◆ AIM OF THE TASK
Every entry must be duplicated precisely as written.
^^^^^^^^^^^^^^^^
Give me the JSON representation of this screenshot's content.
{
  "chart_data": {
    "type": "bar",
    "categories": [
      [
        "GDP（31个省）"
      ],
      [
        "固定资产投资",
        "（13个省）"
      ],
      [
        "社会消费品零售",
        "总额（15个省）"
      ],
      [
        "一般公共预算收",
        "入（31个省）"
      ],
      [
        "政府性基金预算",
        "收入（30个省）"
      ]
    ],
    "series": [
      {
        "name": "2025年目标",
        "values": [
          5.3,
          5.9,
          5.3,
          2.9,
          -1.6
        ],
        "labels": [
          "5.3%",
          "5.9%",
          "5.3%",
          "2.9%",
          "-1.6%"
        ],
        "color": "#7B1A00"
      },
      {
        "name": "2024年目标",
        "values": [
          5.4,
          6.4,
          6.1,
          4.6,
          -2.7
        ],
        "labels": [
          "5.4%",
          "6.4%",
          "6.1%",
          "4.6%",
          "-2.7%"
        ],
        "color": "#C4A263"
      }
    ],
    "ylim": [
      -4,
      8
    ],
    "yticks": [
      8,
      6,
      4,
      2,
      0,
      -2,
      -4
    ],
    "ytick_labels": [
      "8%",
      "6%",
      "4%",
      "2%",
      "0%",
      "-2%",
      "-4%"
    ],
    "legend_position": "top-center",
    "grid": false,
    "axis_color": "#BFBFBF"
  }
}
^^^^^^^^^^^^^^^^
◆ RESPONSE BELOW
Give me the JSON representation of this screenshot's content.
{
  "chart_data": {
    "type": "bar",
    "categories": [
      [
        "GDP（31个省）"
      ],
      [
        "固定资产投资",
        "（13个省）"
      ],
      [
        "社会消费品零售",
        "总额（15个省）"
      ],
      [
        "一般公共预算收",
        "入（31个省）"
      ],
      [
        "政府性基金预算",
        "收入（30个省）"
      ]
    ],
    "series": [
      {
        "name": "2025年目标",
        "values": [
          5.3,
          5.9,
          5.3,
          2.9,
          -1.6
        ],
        "labels": [
          "5.3%",
          "5.9%",
          "5.3%",
          "2.9%",
          "-1.6%"
        ],
        "color": "#7B1A00"
      },
      {
        "name": "2024年目标",
        "values": [
          5.4,
          6.4,
          6.1,
          4.6,
          -2.7
        ],
        "labels": [
          "5.4%",
          "6.4%",
          "6.1%",
          "4.6%",
          "-2.7%"
        ],
        "color": "#C4A263"
      }
    ],
    "ylim": [
      -4,
      8
    ],
    "yticks": [
      8,
      6,
      4,
      2,
      0,
      -2,
      -4
    ],
    "ytick_labels": [
      "8%",
      "6%",
      "4%",
      "2%",
      "0%",
      "-2%",
      "-4%"
    ],
    "legend_position": "top-center",
    "grid": false,
    "axis_color": "#BFBFBF"
  }
}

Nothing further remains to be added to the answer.